__Task details__
Compute the number of lines that include the string "order", then output that number and nothing else.

Collected data entries
::::::::
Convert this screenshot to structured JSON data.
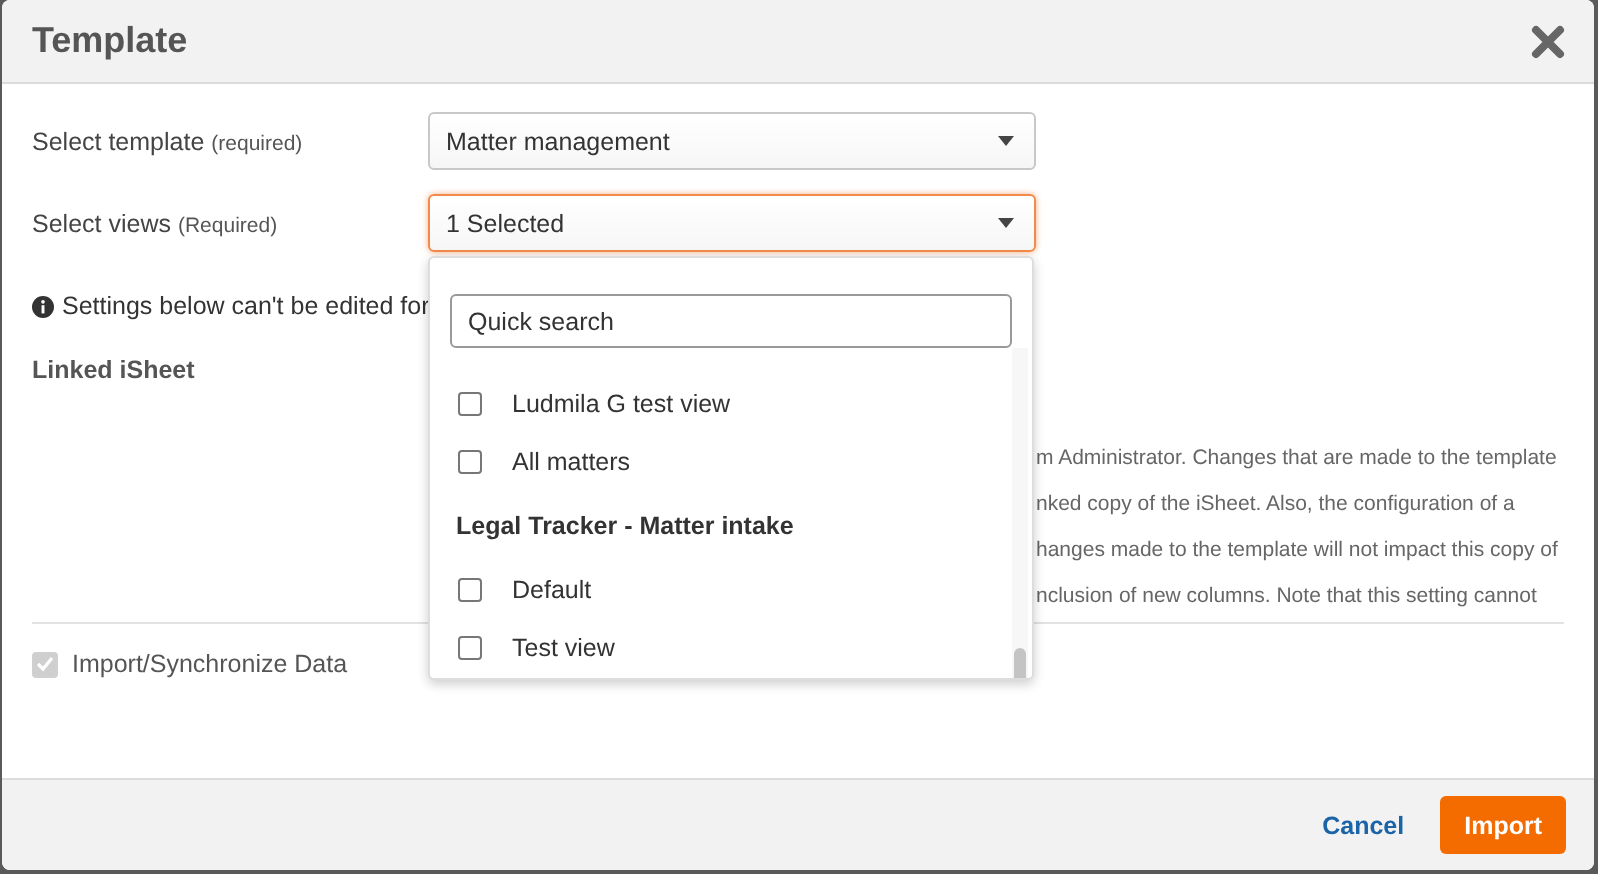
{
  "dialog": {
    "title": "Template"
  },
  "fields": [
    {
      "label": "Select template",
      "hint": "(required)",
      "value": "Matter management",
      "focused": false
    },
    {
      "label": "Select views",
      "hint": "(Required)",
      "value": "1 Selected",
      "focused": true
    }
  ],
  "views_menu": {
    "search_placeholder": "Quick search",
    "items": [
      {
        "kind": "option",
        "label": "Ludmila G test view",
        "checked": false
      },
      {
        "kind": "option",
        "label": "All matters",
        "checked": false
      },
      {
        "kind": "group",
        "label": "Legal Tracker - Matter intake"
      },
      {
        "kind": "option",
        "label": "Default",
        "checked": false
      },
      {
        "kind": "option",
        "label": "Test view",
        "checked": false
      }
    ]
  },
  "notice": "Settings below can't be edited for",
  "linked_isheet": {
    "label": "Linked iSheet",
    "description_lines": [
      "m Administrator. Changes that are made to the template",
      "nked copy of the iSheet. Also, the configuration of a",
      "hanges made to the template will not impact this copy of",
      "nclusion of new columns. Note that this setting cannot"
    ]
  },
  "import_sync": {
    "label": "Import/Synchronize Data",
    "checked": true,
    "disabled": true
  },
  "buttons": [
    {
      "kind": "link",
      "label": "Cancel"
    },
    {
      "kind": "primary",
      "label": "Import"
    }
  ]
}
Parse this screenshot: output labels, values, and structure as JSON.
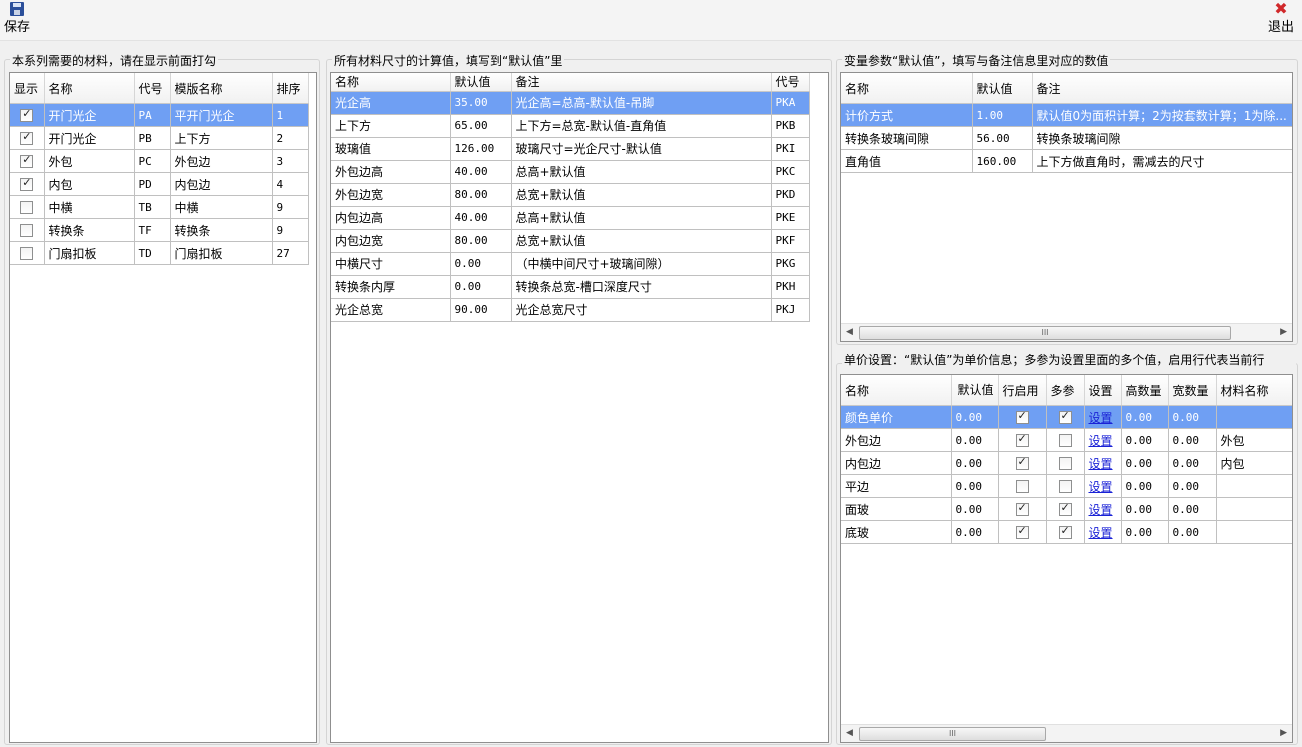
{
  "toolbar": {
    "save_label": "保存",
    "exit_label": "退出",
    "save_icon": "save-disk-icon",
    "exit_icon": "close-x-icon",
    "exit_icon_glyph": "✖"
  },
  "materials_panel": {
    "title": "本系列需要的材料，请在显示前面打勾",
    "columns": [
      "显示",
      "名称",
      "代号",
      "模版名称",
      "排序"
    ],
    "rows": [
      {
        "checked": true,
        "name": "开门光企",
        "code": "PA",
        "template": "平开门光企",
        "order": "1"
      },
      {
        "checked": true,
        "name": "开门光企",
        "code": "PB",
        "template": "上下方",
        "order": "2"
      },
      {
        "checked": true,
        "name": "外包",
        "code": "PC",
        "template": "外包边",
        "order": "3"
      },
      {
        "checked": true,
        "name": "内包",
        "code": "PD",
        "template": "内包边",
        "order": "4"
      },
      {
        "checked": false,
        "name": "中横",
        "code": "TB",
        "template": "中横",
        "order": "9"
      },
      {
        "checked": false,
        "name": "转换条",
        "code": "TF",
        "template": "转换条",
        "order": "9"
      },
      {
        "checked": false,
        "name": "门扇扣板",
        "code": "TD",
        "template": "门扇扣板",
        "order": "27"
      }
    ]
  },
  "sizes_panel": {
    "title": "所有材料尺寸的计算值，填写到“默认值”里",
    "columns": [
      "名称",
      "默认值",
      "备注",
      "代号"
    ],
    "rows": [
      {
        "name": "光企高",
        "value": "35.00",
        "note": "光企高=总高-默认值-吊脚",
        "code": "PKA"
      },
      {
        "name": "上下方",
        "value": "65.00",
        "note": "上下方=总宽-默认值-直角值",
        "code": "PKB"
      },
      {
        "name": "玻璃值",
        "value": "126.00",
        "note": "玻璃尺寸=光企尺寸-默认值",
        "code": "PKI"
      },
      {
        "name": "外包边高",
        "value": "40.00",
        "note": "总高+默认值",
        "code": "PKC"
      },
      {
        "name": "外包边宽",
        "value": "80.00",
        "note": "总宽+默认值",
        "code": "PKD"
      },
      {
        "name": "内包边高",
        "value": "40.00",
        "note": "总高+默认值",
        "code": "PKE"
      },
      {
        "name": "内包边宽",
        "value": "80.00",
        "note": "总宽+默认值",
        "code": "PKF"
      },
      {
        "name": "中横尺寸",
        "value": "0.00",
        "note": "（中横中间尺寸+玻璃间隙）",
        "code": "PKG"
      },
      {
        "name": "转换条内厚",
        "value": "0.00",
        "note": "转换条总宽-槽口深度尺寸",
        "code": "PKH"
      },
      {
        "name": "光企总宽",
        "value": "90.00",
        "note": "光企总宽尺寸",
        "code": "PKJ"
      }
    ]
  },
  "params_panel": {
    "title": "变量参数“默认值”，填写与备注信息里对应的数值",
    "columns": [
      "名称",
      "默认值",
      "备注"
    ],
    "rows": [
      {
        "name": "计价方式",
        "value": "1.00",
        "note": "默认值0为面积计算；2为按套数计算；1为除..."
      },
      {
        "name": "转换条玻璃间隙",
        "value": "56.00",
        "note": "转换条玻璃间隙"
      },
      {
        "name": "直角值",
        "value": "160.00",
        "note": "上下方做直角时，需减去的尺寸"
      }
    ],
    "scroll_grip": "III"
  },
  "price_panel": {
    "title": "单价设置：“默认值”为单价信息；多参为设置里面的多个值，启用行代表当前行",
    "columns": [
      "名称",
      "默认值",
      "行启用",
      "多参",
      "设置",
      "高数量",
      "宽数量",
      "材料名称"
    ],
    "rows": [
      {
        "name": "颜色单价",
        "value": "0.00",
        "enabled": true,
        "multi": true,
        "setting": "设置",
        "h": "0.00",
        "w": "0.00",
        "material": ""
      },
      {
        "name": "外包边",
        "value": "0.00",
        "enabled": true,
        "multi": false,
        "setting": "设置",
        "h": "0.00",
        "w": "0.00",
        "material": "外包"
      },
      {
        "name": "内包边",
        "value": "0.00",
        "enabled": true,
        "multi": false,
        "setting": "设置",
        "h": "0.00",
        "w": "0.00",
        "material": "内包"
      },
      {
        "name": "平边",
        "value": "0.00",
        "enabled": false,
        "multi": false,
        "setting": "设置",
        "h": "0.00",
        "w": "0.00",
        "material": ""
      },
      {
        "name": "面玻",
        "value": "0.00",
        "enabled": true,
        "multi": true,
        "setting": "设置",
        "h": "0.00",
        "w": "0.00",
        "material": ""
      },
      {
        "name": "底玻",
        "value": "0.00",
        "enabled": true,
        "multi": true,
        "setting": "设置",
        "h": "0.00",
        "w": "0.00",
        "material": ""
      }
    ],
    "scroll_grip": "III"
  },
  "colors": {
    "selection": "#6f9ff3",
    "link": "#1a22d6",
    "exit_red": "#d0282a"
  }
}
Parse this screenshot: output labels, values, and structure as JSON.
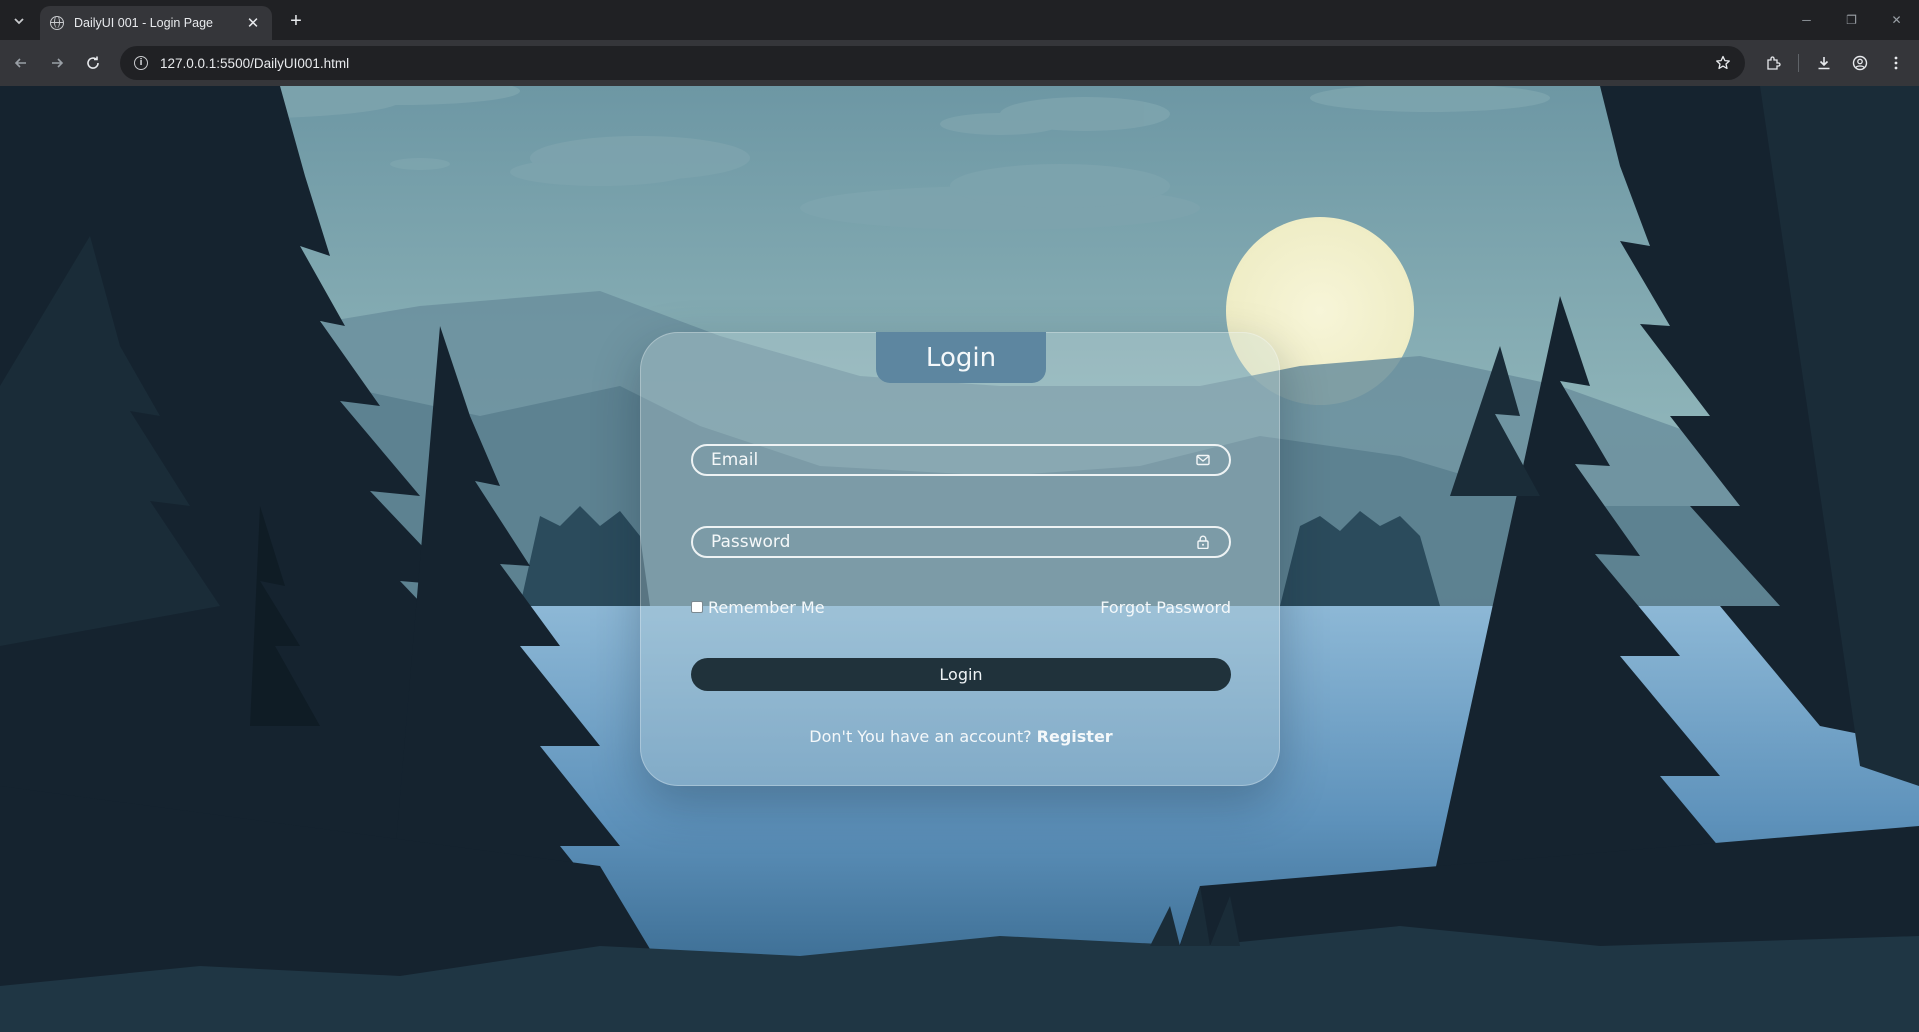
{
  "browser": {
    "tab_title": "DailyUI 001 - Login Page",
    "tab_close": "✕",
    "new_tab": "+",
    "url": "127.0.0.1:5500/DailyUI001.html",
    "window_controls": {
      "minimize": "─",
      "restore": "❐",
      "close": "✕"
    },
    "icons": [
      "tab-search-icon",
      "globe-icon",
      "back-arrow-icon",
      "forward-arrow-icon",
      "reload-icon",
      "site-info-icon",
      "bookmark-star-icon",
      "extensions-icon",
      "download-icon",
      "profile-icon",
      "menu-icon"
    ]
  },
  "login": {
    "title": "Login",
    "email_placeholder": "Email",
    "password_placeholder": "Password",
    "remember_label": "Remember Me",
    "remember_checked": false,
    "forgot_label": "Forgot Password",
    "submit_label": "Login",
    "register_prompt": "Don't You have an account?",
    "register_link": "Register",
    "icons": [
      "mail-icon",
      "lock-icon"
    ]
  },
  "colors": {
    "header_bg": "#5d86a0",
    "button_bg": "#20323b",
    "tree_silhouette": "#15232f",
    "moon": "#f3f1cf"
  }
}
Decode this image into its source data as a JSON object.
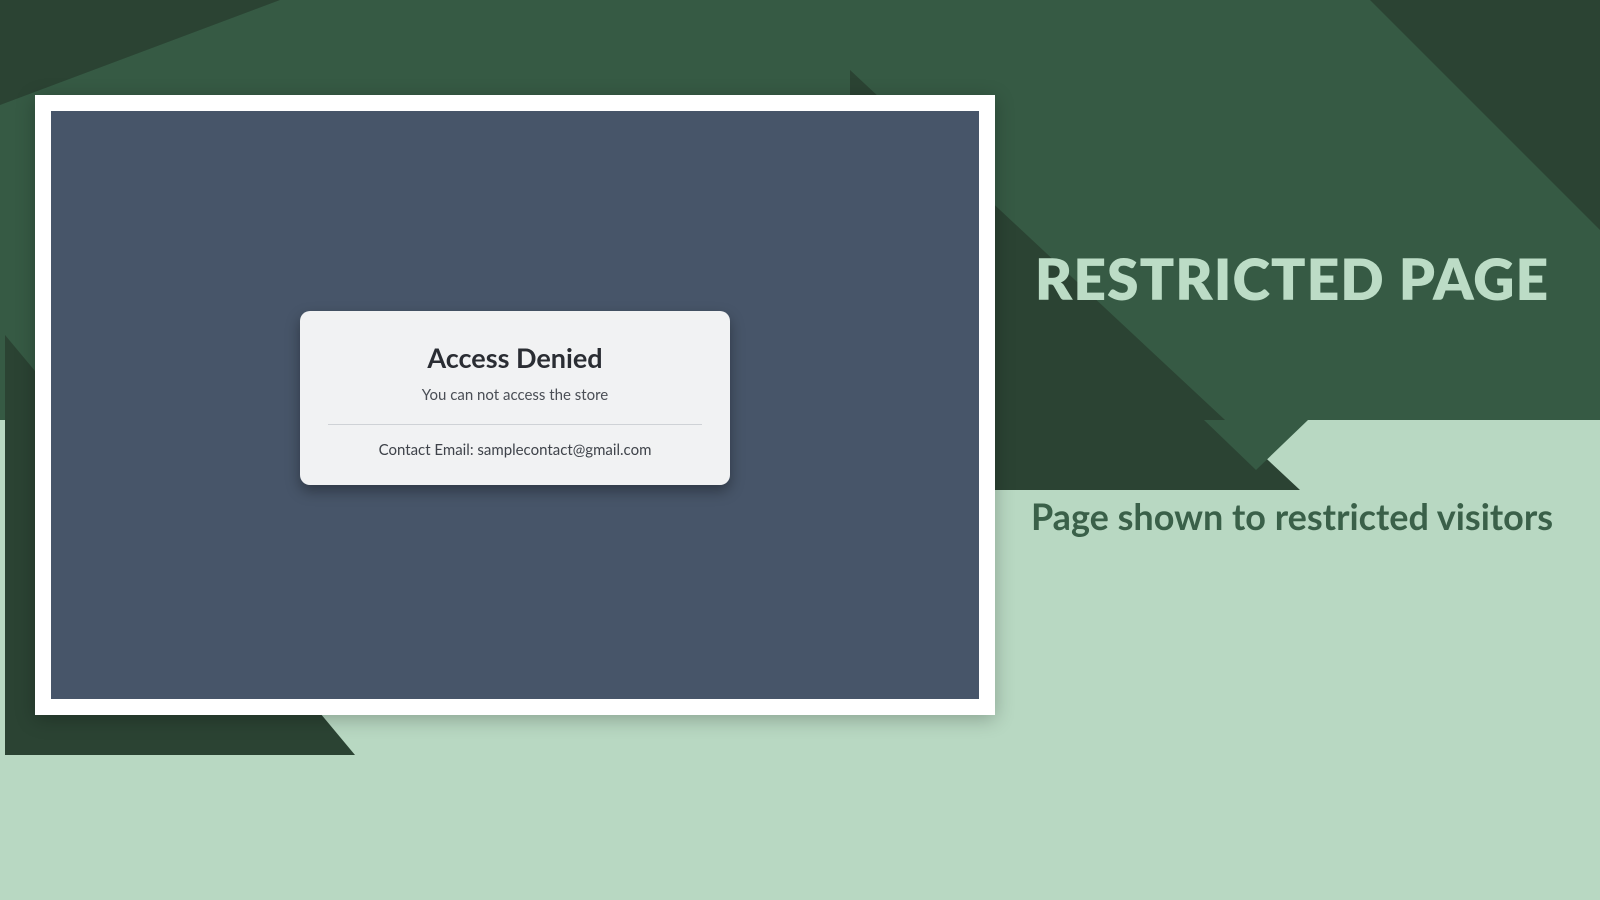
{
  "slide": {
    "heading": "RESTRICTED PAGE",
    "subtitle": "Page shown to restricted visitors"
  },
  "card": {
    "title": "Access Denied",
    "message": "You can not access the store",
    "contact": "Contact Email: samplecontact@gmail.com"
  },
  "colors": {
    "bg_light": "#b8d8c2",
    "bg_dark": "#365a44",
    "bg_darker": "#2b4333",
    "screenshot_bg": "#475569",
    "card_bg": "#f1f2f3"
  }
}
::::::::
__Task output__
7